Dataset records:
== == ==

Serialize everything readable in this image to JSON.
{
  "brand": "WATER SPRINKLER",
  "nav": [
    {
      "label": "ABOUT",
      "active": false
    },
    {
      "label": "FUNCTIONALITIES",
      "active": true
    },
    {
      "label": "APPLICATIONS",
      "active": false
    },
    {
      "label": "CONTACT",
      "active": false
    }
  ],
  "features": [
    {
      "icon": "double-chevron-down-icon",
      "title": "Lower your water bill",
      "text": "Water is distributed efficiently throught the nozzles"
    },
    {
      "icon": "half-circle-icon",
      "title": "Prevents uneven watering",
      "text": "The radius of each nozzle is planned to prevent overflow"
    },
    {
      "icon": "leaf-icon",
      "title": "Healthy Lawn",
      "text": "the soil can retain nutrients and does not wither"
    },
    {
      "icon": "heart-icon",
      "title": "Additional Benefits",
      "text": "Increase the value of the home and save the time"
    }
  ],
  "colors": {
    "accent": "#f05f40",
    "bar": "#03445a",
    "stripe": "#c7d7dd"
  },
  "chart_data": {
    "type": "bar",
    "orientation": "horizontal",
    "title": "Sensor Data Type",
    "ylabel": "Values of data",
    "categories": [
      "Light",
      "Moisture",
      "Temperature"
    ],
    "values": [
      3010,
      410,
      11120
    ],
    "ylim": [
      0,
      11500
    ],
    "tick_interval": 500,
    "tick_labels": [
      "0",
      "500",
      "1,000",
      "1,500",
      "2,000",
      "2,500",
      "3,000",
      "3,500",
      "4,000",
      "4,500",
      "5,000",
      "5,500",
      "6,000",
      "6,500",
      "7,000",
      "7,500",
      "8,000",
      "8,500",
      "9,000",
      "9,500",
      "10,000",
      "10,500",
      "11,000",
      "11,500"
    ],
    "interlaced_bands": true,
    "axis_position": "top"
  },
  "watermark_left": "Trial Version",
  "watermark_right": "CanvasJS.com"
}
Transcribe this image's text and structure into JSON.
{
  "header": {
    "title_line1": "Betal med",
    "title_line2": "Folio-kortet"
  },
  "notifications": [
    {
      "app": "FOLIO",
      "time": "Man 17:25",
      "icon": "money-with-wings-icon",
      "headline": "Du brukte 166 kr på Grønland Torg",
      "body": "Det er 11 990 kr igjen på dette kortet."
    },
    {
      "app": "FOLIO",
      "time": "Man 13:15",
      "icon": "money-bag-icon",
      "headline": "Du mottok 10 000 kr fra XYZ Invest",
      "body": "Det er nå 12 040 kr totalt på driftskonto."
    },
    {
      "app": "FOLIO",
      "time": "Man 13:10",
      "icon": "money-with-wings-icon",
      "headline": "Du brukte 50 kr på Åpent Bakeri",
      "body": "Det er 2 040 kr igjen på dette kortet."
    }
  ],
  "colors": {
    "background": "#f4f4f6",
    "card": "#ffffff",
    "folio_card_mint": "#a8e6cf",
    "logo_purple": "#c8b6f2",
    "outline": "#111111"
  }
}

== == ==

Given instruction: Make an exact copy of all the data.

Response:
Serialize everything readable in this image to JSON.
{
  "brand": "WATER SPRINKLER",
  "nav": [
    {
      "label": "ABOUT",
      "active": false
    },
    {
      "label": "FUNCTIONALITIES",
      "active": true
    },
    {
      "label": "APPLICATIONS",
      "active": false
    },
    {
      "label": "CONTACT",
      "active": false
    }
  ],
  "features": [
    {
      "icon": "double-chevron-down-icon",
      "title": "Lower your water bill",
      "text": "Water is distributed efficiently throught the nozzles"
    },
    {
      "icon": "half-circle-icon",
      "title": "Prevents uneven watering",
      "text": "The radius of each nozzle is planned to prevent overflow"
    },
    {
      "icon": "leaf-icon",
      "title": "Healthy Lawn",
      "text": "the soil can retain nutrients and does not wither"
    },
    {
      "icon": "heart-icon",
      "title": "Additional Benefits",
      "text": "Increase the value of the home and save the time"
    }
  ],
  "colors": {
    "accent": "#f05f40",
    "bar": "#03445a",
    "stripe": "#c7d7dd"
  },
  "chart_data": {
    "type": "bar",
    "orientation": "horizontal",
    "title": "Sensor Data Type",
    "ylabel": "Values of data",
    "categories": [
      "Light",
      "Moisture",
      "Temperature"
    ],
    "values": [
      3010,
      410,
      11120
    ],
    "ylim": [
      0,
      11500
    ],
    "tick_interval": 500,
    "tick_labels": [
      "0",
      "500",
      "1,000",
      "1,500",
      "2,000",
      "2,500",
      "3,000",
      "3,500",
      "4,000",
      "4,500",
      "5,000",
      "5,500",
      "6,000",
      "6,500",
      "7,000",
      "7,500",
      "8,000",
      "8,500",
      "9,000",
      "9,500",
      "10,000",
      "10,500",
      "11,000",
      "11,500"
    ],
    "interlaced_bands": true,
    "axis_position": "top"
  },
  "watermark_left": "Trial Version",
  "watermark_right": "CanvasJS.com"
}
Transcribe this image's text and structure into JSON.
{
  "header": {
    "title_line1": "Betal med",
    "title_line2": "Folio-kortet"
  },
  "notifications": [
    {
      "app": "FOLIO",
      "time": "Man 17:25",
      "icon": "money-with-wings-icon",
      "headline": "Du brukte 166 kr på Grønland Torg",
      "body": "Det er 11 990 kr igjen på dette kortet."
    },
    {
      "app": "FOLIO",
      "time": "Man 13:15",
      "icon": "money-bag-icon",
      "headline": "Du mottok 10 000 kr fra XYZ Invest",
      "body": "Det er nå 12 040 kr totalt på driftskonto."
    },
    {
      "app": "FOLIO",
      "time": "Man 13:10",
      "icon": "money-with-wings-icon",
      "headline": "Du brukte 50 kr på Åpent Bakeri",
      "body": "Det er 2 040 kr igjen på dette kortet."
    }
  ],
  "colors": {
    "background": "#f4f4f6",
    "card": "#ffffff",
    "folio_card_mint": "#a8e6cf",
    "logo_purple": "#c8b6f2",
    "outline": "#111111"
  }
}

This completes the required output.